Find all lines in the records that include the word "title", and copy them out.
=======
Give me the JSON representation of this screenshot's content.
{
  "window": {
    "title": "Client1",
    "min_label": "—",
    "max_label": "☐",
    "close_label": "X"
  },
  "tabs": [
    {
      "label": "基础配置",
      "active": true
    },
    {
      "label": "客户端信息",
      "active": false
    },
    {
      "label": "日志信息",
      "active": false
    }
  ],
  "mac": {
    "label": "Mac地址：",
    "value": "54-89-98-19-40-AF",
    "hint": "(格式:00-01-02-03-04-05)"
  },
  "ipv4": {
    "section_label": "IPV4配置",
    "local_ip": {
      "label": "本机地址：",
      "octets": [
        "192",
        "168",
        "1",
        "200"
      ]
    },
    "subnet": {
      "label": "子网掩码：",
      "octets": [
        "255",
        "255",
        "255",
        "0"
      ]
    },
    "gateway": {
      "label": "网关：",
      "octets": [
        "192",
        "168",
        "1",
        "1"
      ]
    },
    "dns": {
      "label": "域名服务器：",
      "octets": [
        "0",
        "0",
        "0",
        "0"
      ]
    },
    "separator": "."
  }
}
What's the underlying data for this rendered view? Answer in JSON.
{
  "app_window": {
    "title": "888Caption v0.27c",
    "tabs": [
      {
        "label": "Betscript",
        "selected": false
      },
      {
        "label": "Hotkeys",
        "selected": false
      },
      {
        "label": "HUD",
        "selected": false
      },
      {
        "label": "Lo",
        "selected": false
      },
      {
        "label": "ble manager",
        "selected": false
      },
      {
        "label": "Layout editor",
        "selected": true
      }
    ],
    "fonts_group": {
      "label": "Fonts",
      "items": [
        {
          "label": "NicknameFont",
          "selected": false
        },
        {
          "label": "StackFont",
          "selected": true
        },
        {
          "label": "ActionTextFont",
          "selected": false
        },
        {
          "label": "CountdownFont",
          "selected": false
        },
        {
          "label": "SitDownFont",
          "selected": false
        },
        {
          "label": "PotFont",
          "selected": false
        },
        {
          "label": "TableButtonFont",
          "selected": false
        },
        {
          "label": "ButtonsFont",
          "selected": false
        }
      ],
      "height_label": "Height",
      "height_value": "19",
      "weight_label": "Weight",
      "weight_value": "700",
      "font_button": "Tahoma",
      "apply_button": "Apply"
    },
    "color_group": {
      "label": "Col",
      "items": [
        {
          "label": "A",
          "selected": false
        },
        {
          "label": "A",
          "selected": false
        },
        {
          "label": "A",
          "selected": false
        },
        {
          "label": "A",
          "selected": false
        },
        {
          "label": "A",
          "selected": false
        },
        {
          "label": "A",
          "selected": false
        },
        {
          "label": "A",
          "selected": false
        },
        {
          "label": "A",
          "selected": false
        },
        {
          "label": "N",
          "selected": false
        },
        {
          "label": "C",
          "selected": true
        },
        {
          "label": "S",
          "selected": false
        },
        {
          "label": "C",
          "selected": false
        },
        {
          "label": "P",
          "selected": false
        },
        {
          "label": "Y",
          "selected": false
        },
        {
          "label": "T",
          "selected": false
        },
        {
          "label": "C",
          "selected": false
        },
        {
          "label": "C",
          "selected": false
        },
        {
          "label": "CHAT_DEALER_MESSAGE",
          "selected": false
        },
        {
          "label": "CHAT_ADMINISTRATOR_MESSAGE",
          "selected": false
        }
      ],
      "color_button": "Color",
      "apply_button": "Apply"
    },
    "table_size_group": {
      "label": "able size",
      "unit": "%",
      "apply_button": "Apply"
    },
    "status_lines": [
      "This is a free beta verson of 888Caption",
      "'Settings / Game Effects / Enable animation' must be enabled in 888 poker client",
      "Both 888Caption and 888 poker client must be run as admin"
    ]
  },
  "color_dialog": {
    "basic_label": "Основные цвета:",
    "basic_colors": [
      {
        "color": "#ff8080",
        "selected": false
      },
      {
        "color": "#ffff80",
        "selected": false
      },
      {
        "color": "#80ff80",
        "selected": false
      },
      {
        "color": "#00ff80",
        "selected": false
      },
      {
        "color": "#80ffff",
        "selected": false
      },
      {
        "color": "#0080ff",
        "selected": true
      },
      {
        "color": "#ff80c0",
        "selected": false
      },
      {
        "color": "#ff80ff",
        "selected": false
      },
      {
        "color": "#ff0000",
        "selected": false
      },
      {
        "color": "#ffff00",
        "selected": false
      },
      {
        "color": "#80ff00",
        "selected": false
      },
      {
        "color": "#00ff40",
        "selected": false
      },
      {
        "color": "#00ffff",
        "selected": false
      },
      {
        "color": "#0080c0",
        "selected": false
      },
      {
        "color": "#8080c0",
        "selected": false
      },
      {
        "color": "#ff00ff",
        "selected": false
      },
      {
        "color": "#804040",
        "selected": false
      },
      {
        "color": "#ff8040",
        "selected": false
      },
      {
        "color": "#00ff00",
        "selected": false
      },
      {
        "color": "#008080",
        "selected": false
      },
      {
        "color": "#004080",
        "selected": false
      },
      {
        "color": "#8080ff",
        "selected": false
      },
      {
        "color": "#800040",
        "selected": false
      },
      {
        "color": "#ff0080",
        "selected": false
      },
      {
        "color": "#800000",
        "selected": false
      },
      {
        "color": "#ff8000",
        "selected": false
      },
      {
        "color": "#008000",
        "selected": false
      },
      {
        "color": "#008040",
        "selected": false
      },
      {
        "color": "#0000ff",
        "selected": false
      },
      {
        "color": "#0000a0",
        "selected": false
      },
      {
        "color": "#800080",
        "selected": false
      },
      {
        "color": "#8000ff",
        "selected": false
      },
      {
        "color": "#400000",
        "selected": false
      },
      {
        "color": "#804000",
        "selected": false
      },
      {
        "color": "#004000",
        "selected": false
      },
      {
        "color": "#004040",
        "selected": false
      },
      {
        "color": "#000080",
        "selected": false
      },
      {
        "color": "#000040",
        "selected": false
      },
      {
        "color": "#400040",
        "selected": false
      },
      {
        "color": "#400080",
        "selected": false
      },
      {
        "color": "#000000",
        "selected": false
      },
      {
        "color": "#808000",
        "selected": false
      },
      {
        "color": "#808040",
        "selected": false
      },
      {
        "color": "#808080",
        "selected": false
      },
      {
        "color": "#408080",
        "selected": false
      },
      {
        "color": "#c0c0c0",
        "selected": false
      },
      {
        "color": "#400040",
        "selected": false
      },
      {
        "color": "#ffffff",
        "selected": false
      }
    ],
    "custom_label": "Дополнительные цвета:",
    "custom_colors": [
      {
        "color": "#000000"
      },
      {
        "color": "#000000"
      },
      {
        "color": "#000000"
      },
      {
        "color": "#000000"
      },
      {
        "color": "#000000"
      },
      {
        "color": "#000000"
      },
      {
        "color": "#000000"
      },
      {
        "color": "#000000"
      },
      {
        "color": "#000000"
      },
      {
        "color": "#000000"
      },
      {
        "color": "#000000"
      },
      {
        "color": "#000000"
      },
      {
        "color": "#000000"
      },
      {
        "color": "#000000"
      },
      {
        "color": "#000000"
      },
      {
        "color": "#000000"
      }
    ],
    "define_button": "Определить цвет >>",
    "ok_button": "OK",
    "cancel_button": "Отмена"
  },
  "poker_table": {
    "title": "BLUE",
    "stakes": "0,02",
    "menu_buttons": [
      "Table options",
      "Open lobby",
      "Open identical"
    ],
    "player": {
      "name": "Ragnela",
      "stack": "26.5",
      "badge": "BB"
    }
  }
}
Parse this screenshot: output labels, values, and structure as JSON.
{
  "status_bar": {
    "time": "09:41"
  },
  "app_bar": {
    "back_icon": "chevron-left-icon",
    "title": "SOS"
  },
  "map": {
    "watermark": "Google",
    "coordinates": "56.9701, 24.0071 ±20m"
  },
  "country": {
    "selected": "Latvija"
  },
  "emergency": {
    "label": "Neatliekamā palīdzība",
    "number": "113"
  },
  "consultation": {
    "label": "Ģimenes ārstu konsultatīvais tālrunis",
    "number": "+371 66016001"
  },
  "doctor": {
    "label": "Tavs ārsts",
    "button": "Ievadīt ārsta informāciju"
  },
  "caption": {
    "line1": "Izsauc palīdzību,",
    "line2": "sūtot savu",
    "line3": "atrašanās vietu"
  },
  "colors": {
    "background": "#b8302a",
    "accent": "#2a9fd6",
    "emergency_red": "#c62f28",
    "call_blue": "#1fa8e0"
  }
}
=======
[THE COMPLETED TASK]
    "title": "Client1",
    "title": "888Caption v0.27c",
    "title": "BLUE",
    "title": "SOS"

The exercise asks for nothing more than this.